> [Data listing]:
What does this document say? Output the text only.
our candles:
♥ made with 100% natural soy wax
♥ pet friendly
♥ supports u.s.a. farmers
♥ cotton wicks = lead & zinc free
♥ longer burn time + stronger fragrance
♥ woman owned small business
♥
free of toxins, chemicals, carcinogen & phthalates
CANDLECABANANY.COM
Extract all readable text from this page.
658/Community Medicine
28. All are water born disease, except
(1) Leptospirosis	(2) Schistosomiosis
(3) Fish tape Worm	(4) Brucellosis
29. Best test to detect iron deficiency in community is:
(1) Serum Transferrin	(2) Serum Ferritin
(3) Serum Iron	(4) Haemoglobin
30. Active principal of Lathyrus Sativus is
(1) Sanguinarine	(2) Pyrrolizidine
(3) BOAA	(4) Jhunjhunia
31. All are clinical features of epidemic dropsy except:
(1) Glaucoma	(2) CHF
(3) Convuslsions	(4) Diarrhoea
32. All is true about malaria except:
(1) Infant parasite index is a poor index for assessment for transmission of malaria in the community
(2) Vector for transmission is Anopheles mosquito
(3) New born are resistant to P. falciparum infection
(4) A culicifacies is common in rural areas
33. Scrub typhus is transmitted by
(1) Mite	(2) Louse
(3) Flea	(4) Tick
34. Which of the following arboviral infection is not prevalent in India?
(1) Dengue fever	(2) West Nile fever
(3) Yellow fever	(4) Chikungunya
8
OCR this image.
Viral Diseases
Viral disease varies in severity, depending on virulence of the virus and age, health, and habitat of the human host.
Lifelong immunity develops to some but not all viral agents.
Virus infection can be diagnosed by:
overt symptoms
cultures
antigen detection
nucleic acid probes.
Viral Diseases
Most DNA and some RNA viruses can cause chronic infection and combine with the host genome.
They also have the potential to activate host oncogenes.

> [Exercise]:
Repeat every line of the data precisely.

> [Solution]:
What does this document say? Output the text only.
our candles:
♥ made with 100% natural soy wax
♥ pet friendly
♥ supports u.s.a. farmers
♥ cotton wicks = lead & zinc free
♥ longer burn time + stronger fragrance
♥ woman owned small business
♥
free of toxins, chemicals, carcinogen & phthalates
CANDLECABANANY.COM
Extract all readable text from this page.
658/Community Medicine
28. All are water born disease, except
(1) Leptospirosis	(2) Schistosomiosis
(3) Fish tape Worm	(4) Brucellosis
29. Best test to detect iron deficiency in community is:
(1) Serum Transferrin	(2) Serum Ferritin
(3) Serum Iron	(4) Haemoglobin
30. Active principal of Lathyrus Sativus is
(1) Sanguinarine	(2) Pyrrolizidine
(3) BOAA	(4) Jhunjhunia
31. All are clinical features of epidemic dropsy except:
(1) Glaucoma	(2) CHF
(3) Convuslsions	(4) Diarrhoea
32. All is true about malaria except:
(1) Infant parasite index is a poor index for assessment for transmission of malaria in the community
(2) Vector for transmission is Anopheles mosquito
(3) New born are resistant to P. falciparum infection
(4) A culicifacies is common in rural areas
33. Scrub typhus is transmitted by
(1) Mite	(2) Louse
(3) Flea	(4) Tick
34. Which of the following arboviral infection is not prevalent in India?
(1) Dengue fever	(2) West Nile fever
(3) Yellow fever	(4) Chikungunya
8
OCR this image.
Viral Diseases
Viral disease varies in severity, depending on virulence of the virus and age, health, and habitat of the human host.
Lifelong immunity develops to some but not all viral agents.
Virus infection can be diagnosed by:
overt symptoms
cultures
antigen detection
nucleic acid probes.
Viral Diseases
Most DNA and some RNA viruses can cause chronic infection and combine with the host genome.
They also have the potential to activate host oncogenes.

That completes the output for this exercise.